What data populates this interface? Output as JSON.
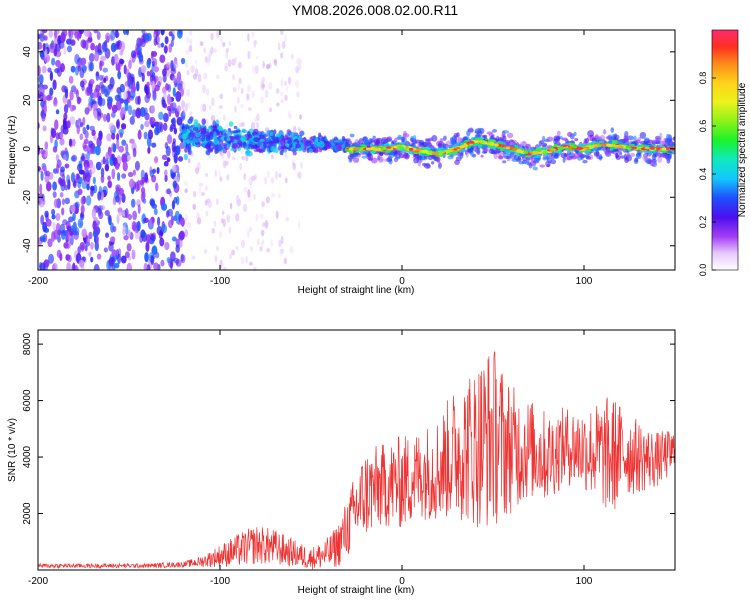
{
  "title": "YM08.2026.008.02.00.R11",
  "chart_data": [
    {
      "type": "heatmap",
      "xlabel": "Height of straight line (km)",
      "ylabel": "Frequency (Hz)",
      "xlim": [
        -200,
        150
      ],
      "ylim": [
        -50,
        49
      ],
      "xticks": [
        -200,
        -100,
        0,
        100
      ],
      "yticks": [
        -40,
        -20,
        0,
        20,
        40
      ],
      "colorbar": {
        "label": "Normalized spectral amplitude",
        "range": [
          0,
          1
        ],
        "ticks": [
          0.0,
          0.2,
          0.4,
          0.6,
          0.8
        ],
        "tick_labels": [
          "0.0",
          "0.2",
          "0.4",
          "0.6",
          "0.8"
        ]
      },
      "regions": [
        {
          "name": "broadband noise",
          "x_range": [
            -200,
            -120
          ],
          "freq_range": [
            -50,
            49
          ],
          "amplitude": 0.15
        },
        {
          "name": "sparse noise",
          "x_range": [
            -120,
            -55
          ],
          "freq_range": [
            -50,
            49
          ],
          "amplitude": 0.05
        },
        {
          "name": "signal onset band",
          "x_range": [
            -120,
            -30
          ],
          "freq_center": 5,
          "freq_width": 10,
          "amplitude": 0.3
        },
        {
          "name": "spectral line",
          "x_range": [
            -30,
            150
          ],
          "freq_center": 0,
          "freq_width": 3,
          "amplitude": 0.9
        }
      ],
      "ridge": {
        "x": [
          -30,
          -10,
          0,
          10,
          20,
          30,
          40,
          50,
          60,
          70,
          80,
          90,
          100,
          110,
          120,
          130,
          140,
          150
        ],
        "freq": [
          0,
          0,
          1,
          -1,
          -2,
          0,
          3,
          2,
          0,
          -2,
          -1,
          1,
          0,
          2,
          1,
          0,
          0,
          0
        ]
      }
    },
    {
      "type": "line",
      "xlabel": "Height of straight line (km)",
      "ylabel": "SNR (10 * v/v)",
      "xlim": [
        -200,
        150
      ],
      "ylim": [
        0,
        8500
      ],
      "xticks": [
        -200,
        -100,
        0,
        100
      ],
      "yticks": [
        2000,
        4000,
        6000,
        8000
      ],
      "series": [
        {
          "name": "SNR",
          "color": "#ee3333",
          "x": [
            -200,
            -180,
            -160,
            -140,
            -120,
            -110,
            -100,
            -90,
            -80,
            -70,
            -60,
            -50,
            -40,
            -35,
            -30,
            -25,
            -20,
            -10,
            0,
            10,
            20,
            30,
            40,
            45,
            50,
            55,
            60,
            70,
            80,
            90,
            100,
            110,
            115,
            120,
            130,
            140,
            150
          ],
          "mid": [
            150,
            150,
            150,
            150,
            200,
            300,
            500,
            700,
            900,
            800,
            600,
            400,
            600,
            900,
            1500,
            2200,
            2700,
            3000,
            3100,
            3400,
            3600,
            4200,
            4400,
            4600,
            4800,
            4500,
            4300,
            4300,
            4000,
            4400,
            4300,
            4100,
            4000,
            4200,
            4000,
            3900,
            4200
          ],
          "amp": [
            80,
            80,
            80,
            80,
            100,
            200,
            400,
            600,
            700,
            650,
            500,
            400,
            600,
            800,
            1100,
            1400,
            1600,
            1500,
            1700,
            1600,
            1900,
            2400,
            2900,
            3200,
            3300,
            2800,
            2300,
            1800,
            1600,
            1400,
            1500,
            1900,
            2300,
            1700,
            1300,
            1000,
            800
          ]
        }
      ]
    }
  ]
}
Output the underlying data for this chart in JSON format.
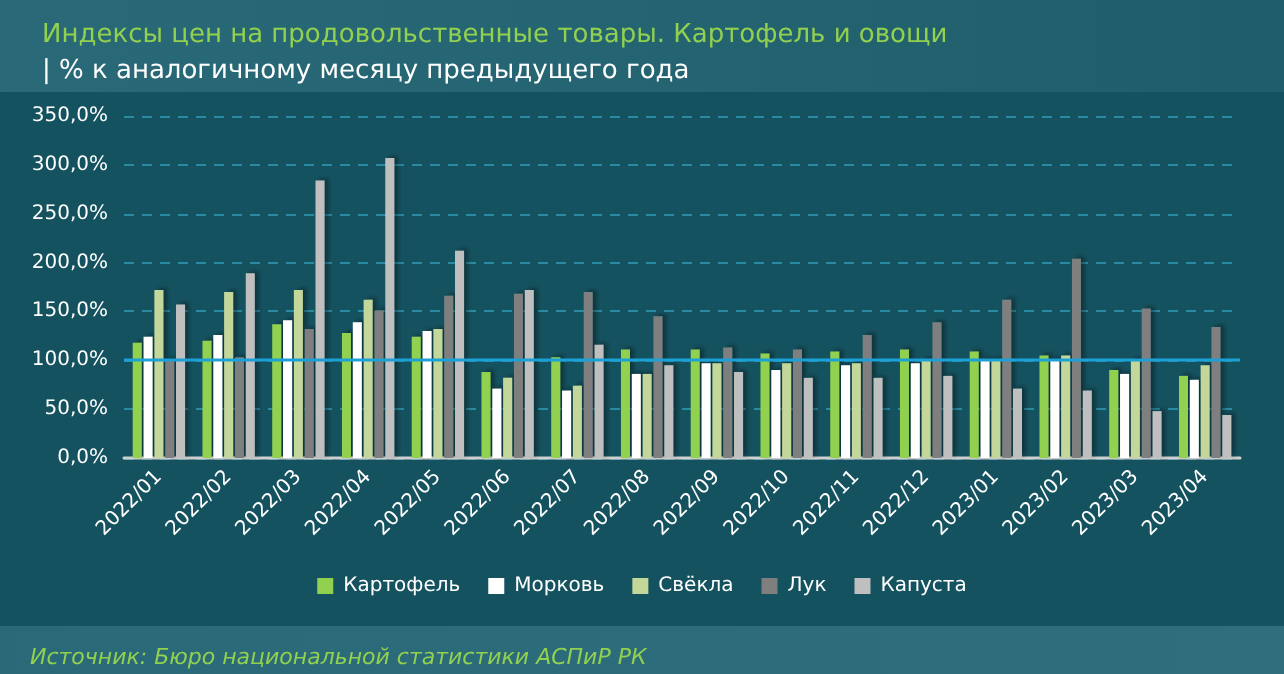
{
  "chart_data": {
    "type": "bar",
    "title": "Индексы цен на продовольственные товары. Картофель и овощи",
    "subtitle": "| % к аналогичному месяцу предыдущего года",
    "categories": [
      "2022/01",
      "2022/02",
      "2022/03",
      "2022/04",
      "2022/05",
      "2022/06",
      "2022/07",
      "2022/08",
      "2022/09",
      "2022/10",
      "2022/11",
      "2022/12",
      "2023/01",
      "2023/02",
      "2023/03",
      "2023/04"
    ],
    "series": [
      {
        "name": "Картофель",
        "color": "#92d050",
        "values": [
          118,
          120,
          137,
          128,
          124,
          88,
          103,
          111,
          111,
          107,
          109,
          111,
          109,
          105,
          90,
          84
        ]
      },
      {
        "name": "Морковь",
        "color": "#ffffff",
        "values": [
          124,
          126,
          141,
          139,
          130,
          71,
          69,
          86,
          97,
          90,
          95,
          97,
          101,
          101,
          86,
          80
        ]
      },
      {
        "name": "Свёкла",
        "color": "#c4d79b",
        "values": [
          172,
          170,
          172,
          162,
          132,
          82,
          74,
          86,
          97,
          97,
          97,
          101,
          101,
          105,
          101,
          95
        ]
      },
      {
        "name": "Лук",
        "color": "#7f7f7f",
        "values": [
          101,
          103,
          132,
          151,
          166,
          168,
          170,
          145,
          113,
          111,
          126,
          139,
          162,
          204,
          153,
          134
        ]
      },
      {
        "name": "Капуста",
        "color": "#bfbfbf",
        "values": [
          157,
          189,
          284,
          307,
          212,
          172,
          116,
          95,
          88,
          82,
          82,
          84,
          71,
          69,
          48,
          44
        ]
      }
    ],
    "ylim": [
      0,
      350
    ],
    "yticks": [
      {
        "value": 0,
        "label": "0,0%"
      },
      {
        "value": 50,
        "label": "50,0%"
      },
      {
        "value": 100,
        "label": "100,0%"
      },
      {
        "value": 150,
        "label": "150,0%"
      },
      {
        "value": 200,
        "label": "200,0%"
      },
      {
        "value": 250,
        "label": "250,0%"
      },
      {
        "value": 300,
        "label": "300,0%"
      },
      {
        "value": 350,
        "label": "350,0%"
      }
    ],
    "grid": "y",
    "legend": "bottom",
    "ref_lines": [
      {
        "axis": "y",
        "value": 100,
        "color": "#1ba1d8",
        "line_style": "solid"
      }
    ],
    "annotations": [
      "Источник: Бюро национальной статистики АСПиР РК"
    ]
  }
}
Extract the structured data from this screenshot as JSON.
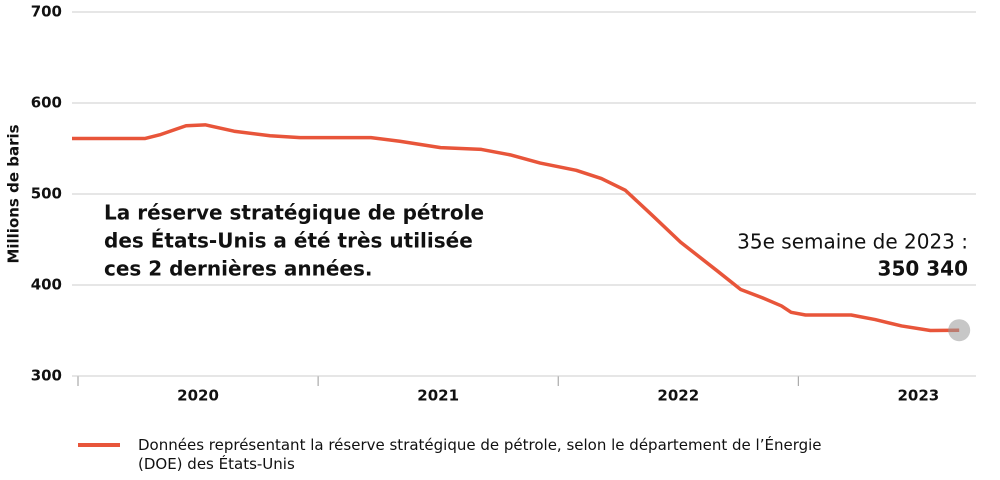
{
  "chart_data": {
    "type": "line",
    "y_label": "Millions de baris",
    "annotation": [
      "La réserve stratégique de pétrole",
      "des États-Unis a été très utilisée",
      "ces 2 dernières années."
    ],
    "highlight": {
      "label": "35e semaine de 2023 :",
      "value_label": "350 340"
    },
    "xlim": [
      2019.975,
      2023.74
    ],
    "xticks": [
      2020,
      2021,
      2022,
      2023
    ],
    "ylim": [
      300,
      700
    ],
    "yticks": [
      300,
      400,
      500,
      600,
      700
    ],
    "grid": true,
    "series": [
      {
        "name": "Données représentant la réserve stratégique de pétrole, selon le département de l’Énergie (DOE) des États-Unis",
        "color": "#e8553a",
        "x": [
          2019.975,
          2020.28,
          2020.34,
          2020.45,
          2020.53,
          2020.65,
          2020.8,
          2020.925,
          2021.22,
          2021.34,
          2021.51,
          2021.68,
          2021.8,
          2021.925,
          2022.075,
          2022.18,
          2022.28,
          2022.39,
          2022.51,
          2022.66,
          2022.76,
          2022.85,
          2022.93,
          2022.97,
          2023.03,
          2023.22,
          2023.32,
          2023.43,
          2023.55,
          2023.67
        ],
        "values": [
          561,
          561,
          565,
          575,
          576,
          569,
          564,
          562,
          562,
          558,
          551,
          549,
          543,
          534,
          526,
          517,
          504,
          477,
          447,
          416,
          395,
          386,
          377,
          370,
          367,
          367,
          362,
          355,
          350,
          350.34
        ]
      }
    ]
  }
}
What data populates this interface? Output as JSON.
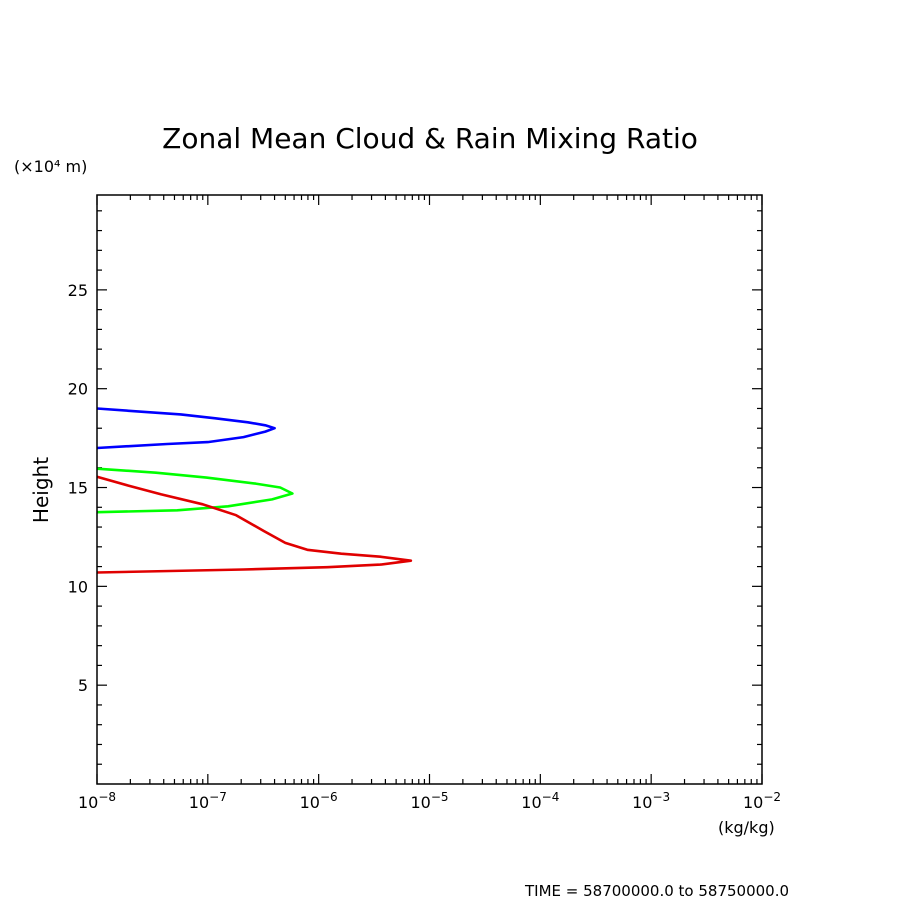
{
  "chart_data": {
    "type": "line",
    "title": "Zonal Mean Cloud & Rain Mixing Ratio",
    "ylabel": "Height",
    "yunit": "(×10⁴ m)",
    "xunit": "(kg/kg)",
    "xscale": "log",
    "xlim": [
      1e-08,
      0.01
    ],
    "ylim": [
      0,
      29.8
    ],
    "yticks": [
      5,
      10,
      15,
      20,
      25
    ],
    "yticklabels": [
      "5",
      "10",
      "15",
      "20",
      "25"
    ],
    "xticks": [
      1e-08,
      1e-07,
      1e-06,
      1e-05,
      0.0001,
      0.001,
      0.01
    ],
    "xtick_mantissa": "10",
    "xtick_exponents": [
      "−8",
      "−7",
      "−6",
      "−5",
      "−4",
      "−3",
      "−2"
    ],
    "grid": false,
    "legend": "none",
    "series": [
      {
        "color": "#0000ff",
        "points": [
          [
            1e-08,
            19.0
          ],
          [
            2.6e-08,
            18.83
          ],
          [
            5.7e-08,
            18.7
          ],
          [
            1.17e-07,
            18.5
          ],
          [
            2.3e-07,
            18.3
          ],
          [
            3.3e-07,
            18.15
          ],
          [
            4e-07,
            18.0
          ],
          [
            3.3e-07,
            17.83
          ],
          [
            2.1e-07,
            17.55
          ],
          [
            1e-07,
            17.3
          ],
          [
            4.3e-08,
            17.2
          ],
          [
            1e-08,
            17.0
          ]
        ]
      },
      {
        "color": "#00ff00",
        "points": [
          [
            1e-08,
            15.95
          ],
          [
            3.4e-08,
            15.75
          ],
          [
            9.7e-08,
            15.5
          ],
          [
            2.7e-07,
            15.2
          ],
          [
            4.5e-07,
            15.0
          ],
          [
            5.8e-07,
            14.7
          ],
          [
            3.8e-07,
            14.4
          ],
          [
            1.52e-07,
            14.05
          ],
          [
            5.3e-08,
            13.85
          ],
          [
            1e-08,
            13.75
          ]
        ]
      },
      {
        "color": "#e00000",
        "points": [
          [
            1e-08,
            15.55
          ],
          [
            1.9e-08,
            15.1
          ],
          [
            3.8e-08,
            14.65
          ],
          [
            9e-08,
            14.15
          ],
          [
            1.8e-07,
            13.6
          ],
          [
            3.2e-07,
            12.8
          ],
          [
            5e-07,
            12.2
          ],
          [
            7.9e-07,
            11.85
          ],
          [
            1.6e-06,
            11.65
          ],
          [
            3.6e-06,
            11.5
          ],
          [
            6.8e-06,
            11.3
          ],
          [
            3.6e-06,
            11.1
          ],
          [
            1.2e-06,
            10.97
          ],
          [
            2.1e-07,
            10.85
          ],
          [
            1e-08,
            10.7
          ]
        ]
      }
    ]
  },
  "footer": {
    "time_range": "TIME = 58700000.0 to 58750000.0"
  }
}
....
▶ [Directive]: From the data above, pick out each line containing "type" and copy it.

▶ [Result of the task]:
      "type": "heatmap",
      "type": "line",
    "type": "bar",
    "type": "line",
    "type": "line",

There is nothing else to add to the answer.